* Work to complete
Copy out the entries exactly, from the first line to the last.

===== Dataset records =====

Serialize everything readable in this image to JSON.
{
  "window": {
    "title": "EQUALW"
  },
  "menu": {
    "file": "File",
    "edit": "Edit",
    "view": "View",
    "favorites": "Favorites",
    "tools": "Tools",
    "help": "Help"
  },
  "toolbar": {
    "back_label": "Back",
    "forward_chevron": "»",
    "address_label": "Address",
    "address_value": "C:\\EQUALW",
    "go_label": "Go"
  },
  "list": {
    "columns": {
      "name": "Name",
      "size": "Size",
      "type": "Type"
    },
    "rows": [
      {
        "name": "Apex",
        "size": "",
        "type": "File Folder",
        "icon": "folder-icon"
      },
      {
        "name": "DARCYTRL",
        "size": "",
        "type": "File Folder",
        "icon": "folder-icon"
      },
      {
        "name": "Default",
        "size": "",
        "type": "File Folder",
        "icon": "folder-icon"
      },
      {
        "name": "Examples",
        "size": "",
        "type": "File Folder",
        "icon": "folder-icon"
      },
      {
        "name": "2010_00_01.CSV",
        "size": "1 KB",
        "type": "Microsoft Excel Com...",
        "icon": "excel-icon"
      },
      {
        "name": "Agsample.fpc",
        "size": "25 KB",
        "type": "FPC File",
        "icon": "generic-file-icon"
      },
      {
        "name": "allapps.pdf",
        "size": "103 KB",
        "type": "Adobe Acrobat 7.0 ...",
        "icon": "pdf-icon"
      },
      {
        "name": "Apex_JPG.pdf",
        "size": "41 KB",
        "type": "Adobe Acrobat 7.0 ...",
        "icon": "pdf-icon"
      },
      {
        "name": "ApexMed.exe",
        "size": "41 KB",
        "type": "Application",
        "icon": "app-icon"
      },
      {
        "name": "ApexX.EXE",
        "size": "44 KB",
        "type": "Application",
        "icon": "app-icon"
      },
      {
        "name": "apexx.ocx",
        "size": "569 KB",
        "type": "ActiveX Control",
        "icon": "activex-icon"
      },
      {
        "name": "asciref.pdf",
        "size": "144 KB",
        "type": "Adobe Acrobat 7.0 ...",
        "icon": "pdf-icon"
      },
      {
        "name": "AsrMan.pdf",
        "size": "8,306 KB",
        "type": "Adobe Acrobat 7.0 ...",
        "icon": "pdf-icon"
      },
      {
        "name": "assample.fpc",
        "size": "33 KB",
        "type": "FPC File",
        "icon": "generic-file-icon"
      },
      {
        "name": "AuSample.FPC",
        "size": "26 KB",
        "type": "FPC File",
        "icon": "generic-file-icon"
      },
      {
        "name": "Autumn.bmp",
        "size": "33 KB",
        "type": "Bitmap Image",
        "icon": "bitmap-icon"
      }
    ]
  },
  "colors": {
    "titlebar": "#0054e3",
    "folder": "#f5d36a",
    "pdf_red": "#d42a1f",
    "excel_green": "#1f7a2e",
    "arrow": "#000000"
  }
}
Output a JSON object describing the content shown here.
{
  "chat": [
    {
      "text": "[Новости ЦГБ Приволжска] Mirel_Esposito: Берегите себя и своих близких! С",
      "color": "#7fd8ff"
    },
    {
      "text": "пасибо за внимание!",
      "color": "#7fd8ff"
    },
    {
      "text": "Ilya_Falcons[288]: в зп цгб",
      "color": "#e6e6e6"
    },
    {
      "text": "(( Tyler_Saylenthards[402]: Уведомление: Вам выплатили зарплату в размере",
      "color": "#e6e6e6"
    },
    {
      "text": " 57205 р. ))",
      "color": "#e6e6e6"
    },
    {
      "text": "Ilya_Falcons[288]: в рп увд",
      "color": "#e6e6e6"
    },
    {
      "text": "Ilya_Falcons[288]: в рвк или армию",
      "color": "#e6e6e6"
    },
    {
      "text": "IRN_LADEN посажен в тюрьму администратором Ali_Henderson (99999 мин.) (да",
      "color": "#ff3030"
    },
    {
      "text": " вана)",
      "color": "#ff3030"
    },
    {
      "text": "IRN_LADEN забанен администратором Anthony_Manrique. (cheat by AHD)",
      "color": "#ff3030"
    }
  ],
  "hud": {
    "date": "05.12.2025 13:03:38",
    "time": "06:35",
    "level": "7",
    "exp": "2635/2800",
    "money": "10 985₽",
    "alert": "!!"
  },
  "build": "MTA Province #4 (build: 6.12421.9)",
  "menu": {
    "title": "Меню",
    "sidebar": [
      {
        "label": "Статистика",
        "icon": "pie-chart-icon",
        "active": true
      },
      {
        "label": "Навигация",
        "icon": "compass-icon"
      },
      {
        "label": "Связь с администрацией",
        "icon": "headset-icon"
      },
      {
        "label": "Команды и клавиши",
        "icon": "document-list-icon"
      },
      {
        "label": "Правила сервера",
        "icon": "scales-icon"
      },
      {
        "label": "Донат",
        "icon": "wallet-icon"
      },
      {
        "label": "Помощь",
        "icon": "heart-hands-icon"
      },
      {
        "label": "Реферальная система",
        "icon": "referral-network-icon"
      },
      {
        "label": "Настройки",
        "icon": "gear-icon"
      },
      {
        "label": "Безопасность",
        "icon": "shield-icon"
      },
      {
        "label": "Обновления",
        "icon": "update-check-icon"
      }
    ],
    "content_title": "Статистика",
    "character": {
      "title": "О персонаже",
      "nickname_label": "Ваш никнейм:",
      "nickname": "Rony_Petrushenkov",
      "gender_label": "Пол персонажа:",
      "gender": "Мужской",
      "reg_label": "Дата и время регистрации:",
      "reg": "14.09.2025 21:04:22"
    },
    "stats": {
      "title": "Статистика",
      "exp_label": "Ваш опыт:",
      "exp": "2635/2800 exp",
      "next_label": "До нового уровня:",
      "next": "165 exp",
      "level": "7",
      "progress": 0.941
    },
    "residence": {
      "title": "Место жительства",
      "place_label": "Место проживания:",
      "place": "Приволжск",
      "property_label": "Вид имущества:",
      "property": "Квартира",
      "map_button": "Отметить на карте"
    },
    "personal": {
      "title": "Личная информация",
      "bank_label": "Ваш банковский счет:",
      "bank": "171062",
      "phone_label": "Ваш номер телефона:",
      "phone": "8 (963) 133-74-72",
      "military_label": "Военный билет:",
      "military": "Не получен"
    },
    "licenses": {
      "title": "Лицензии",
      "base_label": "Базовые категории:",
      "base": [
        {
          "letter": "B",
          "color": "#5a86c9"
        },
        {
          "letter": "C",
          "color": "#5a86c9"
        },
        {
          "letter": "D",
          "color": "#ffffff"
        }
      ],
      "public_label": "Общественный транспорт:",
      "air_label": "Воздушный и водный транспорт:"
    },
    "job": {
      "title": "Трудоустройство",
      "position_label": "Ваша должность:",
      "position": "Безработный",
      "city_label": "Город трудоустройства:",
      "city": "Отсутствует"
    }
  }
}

=====

* Finished exercise
Serialize everything readable in this image to JSON.
{
  "window": {
    "title": "EQUALW"
  },
  "menu": {
    "file": "File",
    "edit": "Edit",
    "view": "View",
    "favorites": "Favorites",
    "tools": "Tools",
    "help": "Help"
  },
  "toolbar": {
    "back_label": "Back",
    "forward_chevron": "»",
    "address_label": "Address",
    "address_value": "C:\\EQUALW",
    "go_label": "Go"
  },
  "list": {
    "columns": {
      "name": "Name",
      "size": "Size",
      "type": "Type"
    },
    "rows": [
      {
        "name": "Apex",
        "size": "",
        "type": "File Folder",
        "icon": "folder-icon"
      },
      {
        "name": "DARCYTRL",
        "size": "",
        "type": "File Folder",
        "icon": "folder-icon"
      },
      {
        "name": "Default",
        "size": "",
        "type": "File Folder",
        "icon": "folder-icon"
      },
      {
        "name": "Examples",
        "size": "",
        "type": "File Folder",
        "icon": "folder-icon"
      },
      {
        "name": "2010_00_01.CSV",
        "size": "1 KB",
        "type": "Microsoft Excel Com...",
        "icon": "excel-icon"
      },
      {
        "name": "Agsample.fpc",
        "size": "25 KB",
        "type": "FPC File",
        "icon": "generic-file-icon"
      },
      {
        "name": "allapps.pdf",
        "size": "103 KB",
        "type": "Adobe Acrobat 7.0 ...",
        "icon": "pdf-icon"
      },
      {
        "name": "Apex_JPG.pdf",
        "size": "41 KB",
        "type": "Adobe Acrobat 7.0 ...",
        "icon": "pdf-icon"
      },
      {
        "name": "ApexMed.exe",
        "size": "41 KB",
        "type": "Application",
        "icon": "app-icon"
      },
      {
        "name": "ApexX.EXE",
        "size": "44 KB",
        "type": "Application",
        "icon": "app-icon"
      },
      {
        "name": "apexx.ocx",
        "size": "569 KB",
        "type": "ActiveX Control",
        "icon": "activex-icon"
      },
      {
        "name": "asciref.pdf",
        "size": "144 KB",
        "type": "Adobe Acrobat 7.0 ...",
        "icon": "pdf-icon"
      },
      {
        "name": "AsrMan.pdf",
        "size": "8,306 KB",
        "type": "Adobe Acrobat 7.0 ...",
        "icon": "pdf-icon"
      },
      {
        "name": "assample.fpc",
        "size": "33 KB",
        "type": "FPC File",
        "icon": "generic-file-icon"
      },
      {
        "name": "AuSample.FPC",
        "size": "26 KB",
        "type": "FPC File",
        "icon": "generic-file-icon"
      },
      {
        "name": "Autumn.bmp",
        "size": "33 KB",
        "type": "Bitmap Image",
        "icon": "bitmap-icon"
      }
    ]
  },
  "colors": {
    "titlebar": "#0054e3",
    "folder": "#f5d36a",
    "pdf_red": "#d42a1f",
    "excel_green": "#1f7a2e",
    "arrow": "#000000"
  }
}
Output a JSON object describing the content shown here.
{
  "chat": [
    {
      "text": "[Новости ЦГБ Приволжска] Mirel_Esposito: Берегите себя и своих близких! С",
      "color": "#7fd8ff"
    },
    {
      "text": "пасибо за внимание!",
      "color": "#7fd8ff"
    },
    {
      "text": "Ilya_Falcons[288]: в зп цгб",
      "color": "#e6e6e6"
    },
    {
      "text": "(( Tyler_Saylenthards[402]: Уведомление: Вам выплатили зарплату в размере",
      "color": "#e6e6e6"
    },
    {
      "text": " 57205 р. ))",
      "color": "#e6e6e6"
    },
    {
      "text": "Ilya_Falcons[288]: в рп увд",
      "color": "#e6e6e6"
    },
    {
      "text": "Ilya_Falcons[288]: в рвк или армию",
      "color": "#e6e6e6"
    },
    {
      "text": "IRN_LADEN посажен в тюрьму администратором Ali_Henderson (99999 мин.) (да",
      "color": "#ff3030"
    },
    {
      "text": " вана)",
      "color": "#ff3030"
    },
    {
      "text": "IRN_LADEN забанен администратором Anthony_Manrique. (cheat by AHD)",
      "color": "#ff3030"
    }
  ],
  "hud": {
    "date": "05.12.2025 13:03:38",
    "time": "06:35",
    "level": "7",
    "exp": "2635/2800",
    "money": "10 985₽",
    "alert": "!!"
  },
  "build": "MTA Province #4 (build: 6.12421.9)",
  "menu": {
    "title": "Меню",
    "sidebar": [
      {
        "label": "Статистика",
        "icon": "pie-chart-icon",
        "active": true
      },
      {
        "label": "Навигация",
        "icon": "compass-icon"
      },
      {
        "label": "Связь с администрацией",
        "icon": "headset-icon"
      },
      {
        "label": "Команды и клавиши",
        "icon": "document-list-icon"
      },
      {
        "label": "Правила сервера",
        "icon": "scales-icon"
      },
      {
        "label": "Донат",
        "icon": "wallet-icon"
      },
      {
        "label": "Помощь",
        "icon": "heart-hands-icon"
      },
      {
        "label": "Реферальная система",
        "icon": "referral-network-icon"
      },
      {
        "label": "Настройки",
        "icon": "gear-icon"
      },
      {
        "label": "Безопасность",
        "icon": "shield-icon"
      },
      {
        "label": "Обновления",
        "icon": "update-check-icon"
      }
    ],
    "content_title": "Статистика",
    "character": {
      "title": "О персонаже",
      "nickname_label": "Ваш никнейм:",
      "nickname": "Rony_Petrushenkov",
      "gender_label": "Пол персонажа:",
      "gender": "Мужской",
      "reg_label": "Дата и время регистрации:",
      "reg": "14.09.2025 21:04:22"
    },
    "stats": {
      "title": "Статистика",
      "exp_label": "Ваш опыт:",
      "exp": "2635/2800 exp",
      "next_label": "До нового уровня:",
      "next": "165 exp",
      "level": "7",
      "progress": 0.941
    },
    "residence": {
      "title": "Место жительства",
      "place_label": "Место проживания:",
      "place": "Приволжск",
      "property_label": "Вид имущества:",
      "property": "Квартира",
      "map_button": "Отметить на карте"
    },
    "personal": {
      "title": "Личная информация",
      "bank_label": "Ваш банковский счет:",
      "bank": "171062",
      "phone_label": "Ваш номер телефона:",
      "phone": "8 (963) 133-74-72",
      "military_label": "Военный билет:",
      "military": "Не получен"
    },
    "licenses": {
      "title": "Лицензии",
      "base_label": "Базовые категории:",
      "base": [
        {
          "letter": "B",
          "color": "#5a86c9"
        },
        {
          "letter": "C",
          "color": "#5a86c9"
        },
        {
          "letter": "D",
          "color": "#ffffff"
        }
      ],
      "public_label": "Общественный транспорт:",
      "air_label": "Воздушный и водный транспорт:"
    },
    "job": {
      "title": "Трудоустройство",
      "position_label": "Ваша должность:",
      "position": "Безработный",
      "city_label": "Город трудоустройства:",
      "city": "Отсутствует"
    }
  }
}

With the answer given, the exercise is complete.